**Task details**
Find every line in the records below that holds the word "ylabel", and copy each one.

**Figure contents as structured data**
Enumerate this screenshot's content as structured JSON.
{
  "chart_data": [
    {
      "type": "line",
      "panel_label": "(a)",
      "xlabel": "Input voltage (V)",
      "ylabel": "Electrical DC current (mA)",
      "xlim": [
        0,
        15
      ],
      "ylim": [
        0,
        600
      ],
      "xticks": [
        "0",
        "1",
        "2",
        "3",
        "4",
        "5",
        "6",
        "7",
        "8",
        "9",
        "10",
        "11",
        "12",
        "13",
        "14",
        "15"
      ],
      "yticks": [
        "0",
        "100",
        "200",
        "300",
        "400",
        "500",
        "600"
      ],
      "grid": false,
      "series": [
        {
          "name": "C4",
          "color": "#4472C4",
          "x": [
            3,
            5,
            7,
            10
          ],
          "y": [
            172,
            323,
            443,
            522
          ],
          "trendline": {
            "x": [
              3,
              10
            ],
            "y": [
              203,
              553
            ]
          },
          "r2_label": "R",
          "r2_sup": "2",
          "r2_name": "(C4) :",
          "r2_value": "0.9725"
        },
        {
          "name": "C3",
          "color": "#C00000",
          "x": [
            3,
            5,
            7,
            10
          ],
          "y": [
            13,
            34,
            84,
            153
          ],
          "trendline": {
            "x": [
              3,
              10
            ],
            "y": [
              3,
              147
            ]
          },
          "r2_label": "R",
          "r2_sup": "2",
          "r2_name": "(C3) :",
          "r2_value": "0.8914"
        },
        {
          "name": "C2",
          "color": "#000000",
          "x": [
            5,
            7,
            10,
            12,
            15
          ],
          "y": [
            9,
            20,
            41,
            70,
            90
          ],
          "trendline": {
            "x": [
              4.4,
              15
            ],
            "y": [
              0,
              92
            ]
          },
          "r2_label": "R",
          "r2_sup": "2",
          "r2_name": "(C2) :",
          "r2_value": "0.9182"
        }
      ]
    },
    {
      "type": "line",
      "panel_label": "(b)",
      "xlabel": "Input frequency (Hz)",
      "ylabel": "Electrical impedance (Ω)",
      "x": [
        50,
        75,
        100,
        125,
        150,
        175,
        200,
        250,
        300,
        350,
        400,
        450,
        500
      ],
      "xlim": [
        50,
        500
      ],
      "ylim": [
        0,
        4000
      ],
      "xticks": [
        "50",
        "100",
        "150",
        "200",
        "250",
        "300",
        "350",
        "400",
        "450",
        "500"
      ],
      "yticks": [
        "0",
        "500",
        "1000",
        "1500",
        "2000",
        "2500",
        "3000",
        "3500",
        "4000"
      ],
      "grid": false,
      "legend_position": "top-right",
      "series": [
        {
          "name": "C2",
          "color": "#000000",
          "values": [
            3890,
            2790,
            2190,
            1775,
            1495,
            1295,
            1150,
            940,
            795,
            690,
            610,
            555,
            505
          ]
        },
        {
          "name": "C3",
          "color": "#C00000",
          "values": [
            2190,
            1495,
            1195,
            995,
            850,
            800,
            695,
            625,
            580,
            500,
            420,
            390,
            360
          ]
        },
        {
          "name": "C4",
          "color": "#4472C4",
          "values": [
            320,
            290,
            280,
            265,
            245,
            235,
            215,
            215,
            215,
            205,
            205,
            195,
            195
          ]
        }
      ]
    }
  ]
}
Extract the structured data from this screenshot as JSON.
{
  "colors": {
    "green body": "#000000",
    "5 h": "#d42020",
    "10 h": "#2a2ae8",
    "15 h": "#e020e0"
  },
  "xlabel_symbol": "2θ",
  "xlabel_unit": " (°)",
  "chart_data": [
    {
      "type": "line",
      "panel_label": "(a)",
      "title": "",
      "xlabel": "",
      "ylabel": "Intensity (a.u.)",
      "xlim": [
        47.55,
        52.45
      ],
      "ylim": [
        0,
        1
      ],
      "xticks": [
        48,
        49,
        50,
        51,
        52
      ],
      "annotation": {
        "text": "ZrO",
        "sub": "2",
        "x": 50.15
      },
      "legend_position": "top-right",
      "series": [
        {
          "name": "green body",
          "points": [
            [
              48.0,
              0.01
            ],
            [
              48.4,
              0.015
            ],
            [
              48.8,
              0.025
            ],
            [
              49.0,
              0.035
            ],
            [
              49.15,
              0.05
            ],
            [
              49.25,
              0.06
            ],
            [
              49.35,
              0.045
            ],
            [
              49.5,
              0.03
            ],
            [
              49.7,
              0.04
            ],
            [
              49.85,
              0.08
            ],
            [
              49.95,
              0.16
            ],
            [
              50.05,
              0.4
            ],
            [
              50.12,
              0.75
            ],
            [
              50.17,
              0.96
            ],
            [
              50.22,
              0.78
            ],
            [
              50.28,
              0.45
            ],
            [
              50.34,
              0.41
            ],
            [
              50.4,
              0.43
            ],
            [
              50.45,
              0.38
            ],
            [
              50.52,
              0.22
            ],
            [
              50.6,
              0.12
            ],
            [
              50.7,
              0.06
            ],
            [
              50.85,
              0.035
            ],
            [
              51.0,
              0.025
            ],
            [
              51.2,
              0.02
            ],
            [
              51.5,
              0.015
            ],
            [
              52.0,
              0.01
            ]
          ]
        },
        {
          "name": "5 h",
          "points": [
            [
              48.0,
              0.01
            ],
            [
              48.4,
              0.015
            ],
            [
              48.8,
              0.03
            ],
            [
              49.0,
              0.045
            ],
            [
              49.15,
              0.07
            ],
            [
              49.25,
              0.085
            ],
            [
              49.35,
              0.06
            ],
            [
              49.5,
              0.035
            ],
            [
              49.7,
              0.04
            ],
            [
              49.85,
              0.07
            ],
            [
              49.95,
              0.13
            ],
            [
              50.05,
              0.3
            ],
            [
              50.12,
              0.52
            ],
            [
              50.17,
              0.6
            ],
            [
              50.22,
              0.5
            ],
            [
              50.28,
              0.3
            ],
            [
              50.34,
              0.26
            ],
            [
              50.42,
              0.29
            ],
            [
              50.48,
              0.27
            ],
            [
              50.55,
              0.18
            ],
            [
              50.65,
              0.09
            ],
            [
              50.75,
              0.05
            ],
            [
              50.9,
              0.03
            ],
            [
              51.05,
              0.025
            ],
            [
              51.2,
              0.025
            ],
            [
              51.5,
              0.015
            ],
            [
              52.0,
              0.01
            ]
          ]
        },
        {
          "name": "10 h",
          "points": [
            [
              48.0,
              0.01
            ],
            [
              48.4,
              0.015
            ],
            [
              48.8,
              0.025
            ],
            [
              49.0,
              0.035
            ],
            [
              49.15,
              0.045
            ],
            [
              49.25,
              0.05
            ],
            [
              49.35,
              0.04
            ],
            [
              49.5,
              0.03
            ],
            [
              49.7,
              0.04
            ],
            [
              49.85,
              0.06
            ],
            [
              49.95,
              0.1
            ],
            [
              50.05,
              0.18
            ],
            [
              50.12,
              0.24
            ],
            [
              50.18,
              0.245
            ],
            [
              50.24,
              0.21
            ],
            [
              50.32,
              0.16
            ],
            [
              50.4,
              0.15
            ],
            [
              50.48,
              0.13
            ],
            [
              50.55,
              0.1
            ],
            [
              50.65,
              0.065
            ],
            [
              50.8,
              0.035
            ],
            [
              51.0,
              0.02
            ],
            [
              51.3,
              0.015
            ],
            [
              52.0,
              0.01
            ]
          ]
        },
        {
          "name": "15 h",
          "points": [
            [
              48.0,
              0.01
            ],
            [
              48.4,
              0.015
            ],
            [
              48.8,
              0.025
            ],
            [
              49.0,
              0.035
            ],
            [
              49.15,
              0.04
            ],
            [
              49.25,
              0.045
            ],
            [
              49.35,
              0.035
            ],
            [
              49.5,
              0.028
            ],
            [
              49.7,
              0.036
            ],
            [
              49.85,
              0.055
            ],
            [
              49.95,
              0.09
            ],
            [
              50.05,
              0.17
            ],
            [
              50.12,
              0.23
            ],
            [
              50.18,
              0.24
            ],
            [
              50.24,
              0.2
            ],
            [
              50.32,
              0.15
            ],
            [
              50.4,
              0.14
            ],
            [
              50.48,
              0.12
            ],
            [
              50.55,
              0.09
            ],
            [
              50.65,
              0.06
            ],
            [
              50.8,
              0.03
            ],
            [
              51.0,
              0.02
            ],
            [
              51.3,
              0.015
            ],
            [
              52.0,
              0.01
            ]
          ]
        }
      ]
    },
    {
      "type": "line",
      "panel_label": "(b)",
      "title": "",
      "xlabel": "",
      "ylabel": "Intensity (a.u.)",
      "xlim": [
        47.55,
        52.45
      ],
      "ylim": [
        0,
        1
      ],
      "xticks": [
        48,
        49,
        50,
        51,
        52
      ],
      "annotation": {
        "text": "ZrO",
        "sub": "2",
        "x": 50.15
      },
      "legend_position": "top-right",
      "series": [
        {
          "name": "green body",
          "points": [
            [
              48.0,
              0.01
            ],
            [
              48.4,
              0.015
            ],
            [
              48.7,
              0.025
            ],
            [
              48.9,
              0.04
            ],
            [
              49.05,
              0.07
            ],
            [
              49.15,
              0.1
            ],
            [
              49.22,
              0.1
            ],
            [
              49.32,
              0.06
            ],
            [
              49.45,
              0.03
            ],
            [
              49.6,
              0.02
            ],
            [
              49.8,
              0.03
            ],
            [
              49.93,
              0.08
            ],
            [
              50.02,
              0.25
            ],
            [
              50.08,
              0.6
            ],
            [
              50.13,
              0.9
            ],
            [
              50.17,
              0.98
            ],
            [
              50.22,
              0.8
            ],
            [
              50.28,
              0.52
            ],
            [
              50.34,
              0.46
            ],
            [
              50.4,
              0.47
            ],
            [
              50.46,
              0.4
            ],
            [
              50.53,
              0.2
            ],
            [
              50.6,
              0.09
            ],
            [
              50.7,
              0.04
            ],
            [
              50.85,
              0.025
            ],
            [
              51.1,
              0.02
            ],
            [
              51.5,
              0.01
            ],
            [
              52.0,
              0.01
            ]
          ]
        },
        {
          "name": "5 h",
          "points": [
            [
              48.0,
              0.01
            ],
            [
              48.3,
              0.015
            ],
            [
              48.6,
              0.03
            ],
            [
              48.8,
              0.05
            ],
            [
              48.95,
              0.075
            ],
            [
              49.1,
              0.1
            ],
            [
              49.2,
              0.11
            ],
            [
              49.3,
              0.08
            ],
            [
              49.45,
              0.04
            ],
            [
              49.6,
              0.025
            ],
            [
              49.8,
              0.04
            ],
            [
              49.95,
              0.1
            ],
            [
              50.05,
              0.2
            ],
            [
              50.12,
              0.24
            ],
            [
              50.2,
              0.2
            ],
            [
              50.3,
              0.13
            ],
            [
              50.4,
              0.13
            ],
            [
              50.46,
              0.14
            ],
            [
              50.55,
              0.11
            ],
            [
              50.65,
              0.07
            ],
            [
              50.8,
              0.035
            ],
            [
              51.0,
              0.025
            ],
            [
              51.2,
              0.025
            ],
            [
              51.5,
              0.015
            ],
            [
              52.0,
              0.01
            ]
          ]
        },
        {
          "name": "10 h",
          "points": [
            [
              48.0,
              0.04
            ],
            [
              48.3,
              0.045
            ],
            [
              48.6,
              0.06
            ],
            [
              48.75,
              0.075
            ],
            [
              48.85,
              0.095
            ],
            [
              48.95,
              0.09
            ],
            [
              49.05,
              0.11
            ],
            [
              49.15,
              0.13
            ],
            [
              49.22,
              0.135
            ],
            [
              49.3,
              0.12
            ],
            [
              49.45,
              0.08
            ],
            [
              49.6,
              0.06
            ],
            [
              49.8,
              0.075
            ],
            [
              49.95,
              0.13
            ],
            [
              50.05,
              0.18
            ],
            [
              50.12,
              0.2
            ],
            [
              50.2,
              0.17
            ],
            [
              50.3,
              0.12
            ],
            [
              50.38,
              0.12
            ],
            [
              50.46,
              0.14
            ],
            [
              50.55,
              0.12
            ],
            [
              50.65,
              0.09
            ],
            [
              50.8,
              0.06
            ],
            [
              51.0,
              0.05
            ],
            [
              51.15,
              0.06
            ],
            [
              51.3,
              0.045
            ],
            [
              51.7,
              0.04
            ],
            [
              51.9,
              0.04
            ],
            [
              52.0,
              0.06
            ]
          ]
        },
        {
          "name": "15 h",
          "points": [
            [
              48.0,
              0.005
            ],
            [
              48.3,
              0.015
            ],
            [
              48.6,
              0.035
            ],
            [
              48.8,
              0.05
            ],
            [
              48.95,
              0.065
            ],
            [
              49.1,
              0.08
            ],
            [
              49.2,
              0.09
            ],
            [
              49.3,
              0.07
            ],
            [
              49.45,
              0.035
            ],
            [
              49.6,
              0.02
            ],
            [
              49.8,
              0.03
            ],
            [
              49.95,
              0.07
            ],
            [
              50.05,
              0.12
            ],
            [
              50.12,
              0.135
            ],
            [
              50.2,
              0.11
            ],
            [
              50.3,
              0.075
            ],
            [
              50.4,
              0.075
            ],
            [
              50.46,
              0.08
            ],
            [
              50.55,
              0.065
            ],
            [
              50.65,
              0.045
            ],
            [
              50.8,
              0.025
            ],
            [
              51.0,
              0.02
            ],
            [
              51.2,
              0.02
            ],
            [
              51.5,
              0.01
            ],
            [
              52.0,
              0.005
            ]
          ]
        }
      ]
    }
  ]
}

**Exercise answer**
      "ylabel": "Electrical DC current (mA)",
      "ylabel": "Electrical impedance (Ω)",
      "ylabel": "Intensity (a.u.)",
      "ylabel": "Intensity (a.u.)",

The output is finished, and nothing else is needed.